Records drawn from a data source:
%%

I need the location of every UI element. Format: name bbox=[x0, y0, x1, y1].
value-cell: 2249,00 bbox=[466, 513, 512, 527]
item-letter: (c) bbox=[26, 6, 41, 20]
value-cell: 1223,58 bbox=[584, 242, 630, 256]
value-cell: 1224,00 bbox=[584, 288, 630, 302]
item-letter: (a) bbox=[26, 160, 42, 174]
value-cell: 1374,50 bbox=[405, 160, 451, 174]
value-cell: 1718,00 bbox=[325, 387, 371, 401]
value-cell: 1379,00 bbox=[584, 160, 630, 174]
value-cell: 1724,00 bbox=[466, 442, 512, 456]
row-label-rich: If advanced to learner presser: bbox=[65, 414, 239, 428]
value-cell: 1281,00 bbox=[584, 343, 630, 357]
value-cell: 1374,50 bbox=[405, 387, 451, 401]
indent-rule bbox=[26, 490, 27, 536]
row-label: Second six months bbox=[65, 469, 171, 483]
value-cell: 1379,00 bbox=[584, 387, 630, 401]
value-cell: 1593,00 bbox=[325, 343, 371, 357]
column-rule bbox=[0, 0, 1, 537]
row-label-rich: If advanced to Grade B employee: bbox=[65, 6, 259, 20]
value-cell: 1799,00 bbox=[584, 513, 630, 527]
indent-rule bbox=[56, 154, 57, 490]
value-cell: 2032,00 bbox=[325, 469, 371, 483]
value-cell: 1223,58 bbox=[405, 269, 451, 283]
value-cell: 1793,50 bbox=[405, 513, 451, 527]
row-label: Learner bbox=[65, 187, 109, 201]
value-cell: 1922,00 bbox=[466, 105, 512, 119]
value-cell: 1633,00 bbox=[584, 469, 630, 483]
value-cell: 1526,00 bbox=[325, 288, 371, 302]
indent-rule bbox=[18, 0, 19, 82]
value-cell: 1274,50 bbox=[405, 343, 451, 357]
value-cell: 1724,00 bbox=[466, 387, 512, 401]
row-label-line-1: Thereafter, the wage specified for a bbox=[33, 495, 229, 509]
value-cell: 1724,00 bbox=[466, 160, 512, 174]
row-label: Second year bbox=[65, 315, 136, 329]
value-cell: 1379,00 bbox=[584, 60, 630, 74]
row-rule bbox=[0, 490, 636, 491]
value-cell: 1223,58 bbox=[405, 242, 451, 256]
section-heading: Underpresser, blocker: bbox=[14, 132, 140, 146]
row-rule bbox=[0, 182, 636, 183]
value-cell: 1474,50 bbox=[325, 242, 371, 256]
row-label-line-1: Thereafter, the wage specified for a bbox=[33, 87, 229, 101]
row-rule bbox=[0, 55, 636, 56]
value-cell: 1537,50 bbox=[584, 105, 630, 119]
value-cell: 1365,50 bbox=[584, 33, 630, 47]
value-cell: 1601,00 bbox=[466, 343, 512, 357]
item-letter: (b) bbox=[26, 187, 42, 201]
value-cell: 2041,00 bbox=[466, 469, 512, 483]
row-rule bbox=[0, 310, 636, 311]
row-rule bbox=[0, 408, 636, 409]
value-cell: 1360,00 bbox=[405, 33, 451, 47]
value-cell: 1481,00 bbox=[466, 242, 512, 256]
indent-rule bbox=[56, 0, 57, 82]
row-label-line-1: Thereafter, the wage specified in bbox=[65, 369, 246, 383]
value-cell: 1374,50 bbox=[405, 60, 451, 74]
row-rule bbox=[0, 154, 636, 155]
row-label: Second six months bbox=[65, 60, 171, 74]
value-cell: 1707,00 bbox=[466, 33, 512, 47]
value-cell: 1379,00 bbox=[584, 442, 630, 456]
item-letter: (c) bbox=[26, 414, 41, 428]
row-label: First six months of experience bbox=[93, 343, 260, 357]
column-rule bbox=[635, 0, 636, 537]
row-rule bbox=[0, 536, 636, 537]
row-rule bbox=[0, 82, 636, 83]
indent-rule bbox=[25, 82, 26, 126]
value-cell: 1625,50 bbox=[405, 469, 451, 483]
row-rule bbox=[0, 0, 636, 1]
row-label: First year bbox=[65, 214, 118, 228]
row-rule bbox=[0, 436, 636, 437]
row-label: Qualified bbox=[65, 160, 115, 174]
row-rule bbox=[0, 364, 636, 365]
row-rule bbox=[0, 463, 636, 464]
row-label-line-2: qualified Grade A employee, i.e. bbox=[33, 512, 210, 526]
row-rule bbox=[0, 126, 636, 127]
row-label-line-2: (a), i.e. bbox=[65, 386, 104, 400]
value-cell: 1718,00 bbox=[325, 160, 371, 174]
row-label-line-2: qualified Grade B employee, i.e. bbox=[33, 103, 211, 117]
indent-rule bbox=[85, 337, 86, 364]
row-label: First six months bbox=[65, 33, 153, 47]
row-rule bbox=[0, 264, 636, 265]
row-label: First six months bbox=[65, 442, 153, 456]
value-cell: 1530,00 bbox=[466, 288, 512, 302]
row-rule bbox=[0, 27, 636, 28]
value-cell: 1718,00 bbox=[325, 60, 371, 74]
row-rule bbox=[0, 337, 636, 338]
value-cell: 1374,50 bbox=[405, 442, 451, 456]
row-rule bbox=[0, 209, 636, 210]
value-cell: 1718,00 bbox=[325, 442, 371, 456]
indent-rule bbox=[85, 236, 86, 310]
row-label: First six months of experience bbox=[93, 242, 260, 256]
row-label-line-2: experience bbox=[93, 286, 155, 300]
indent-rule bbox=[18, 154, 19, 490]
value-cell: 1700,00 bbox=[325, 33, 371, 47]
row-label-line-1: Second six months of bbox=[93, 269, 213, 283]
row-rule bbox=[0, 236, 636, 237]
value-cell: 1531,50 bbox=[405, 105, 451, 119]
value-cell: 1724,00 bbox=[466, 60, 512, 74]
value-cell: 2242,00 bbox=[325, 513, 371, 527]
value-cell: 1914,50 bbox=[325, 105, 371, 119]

%%

*THE TASK:* Transcribe the records verbatim, beginning with their first line and continuing through the line that contains "value-cell: 1274,50 bbox=[405, 343, 451, 357]", including both of those lines.

*WRITTEN ANSWER:*
I need the location of every UI element. Format: name bbox=[x0, y0, x1, y1].
value-cell: 2249,00 bbox=[466, 513, 512, 527]
item-letter: (c) bbox=[26, 6, 41, 20]
value-cell: 1223,58 bbox=[584, 242, 630, 256]
value-cell: 1224,00 bbox=[584, 288, 630, 302]
item-letter: (a) bbox=[26, 160, 42, 174]
value-cell: 1374,50 bbox=[405, 160, 451, 174]
value-cell: 1718,00 bbox=[325, 387, 371, 401]
value-cell: 1379,00 bbox=[584, 160, 630, 174]
value-cell: 1724,00 bbox=[466, 442, 512, 456]
row-label-rich: If advanced to learner presser: bbox=[65, 414, 239, 428]
value-cell: 1281,00 bbox=[584, 343, 630, 357]
value-cell: 1374,50 bbox=[405, 387, 451, 401]
indent-rule bbox=[26, 490, 27, 536]
row-label: Second six months bbox=[65, 469, 171, 483]
value-cell: 1379,00 bbox=[584, 387, 630, 401]
value-cell: 1593,00 bbox=[325, 343, 371, 357]
column-rule bbox=[0, 0, 1, 537]
row-label-rich: If advanced to Grade B employee: bbox=[65, 6, 259, 20]
value-cell: 1799,00 bbox=[584, 513, 630, 527]
indent-rule bbox=[56, 154, 57, 490]
value-cell: 2032,00 bbox=[325, 469, 371, 483]
value-cell: 1223,58 bbox=[405, 269, 451, 283]
value-cell: 1793,50 bbox=[405, 513, 451, 527]
row-label: Learner bbox=[65, 187, 109, 201]
value-cell: 1922,00 bbox=[466, 105, 512, 119]
value-cell: 1633,00 bbox=[584, 469, 630, 483]
value-cell: 1526,00 bbox=[325, 288, 371, 302]
indent-rule bbox=[18, 0, 19, 82]
value-cell: 1274,50 bbox=[405, 343, 451, 357]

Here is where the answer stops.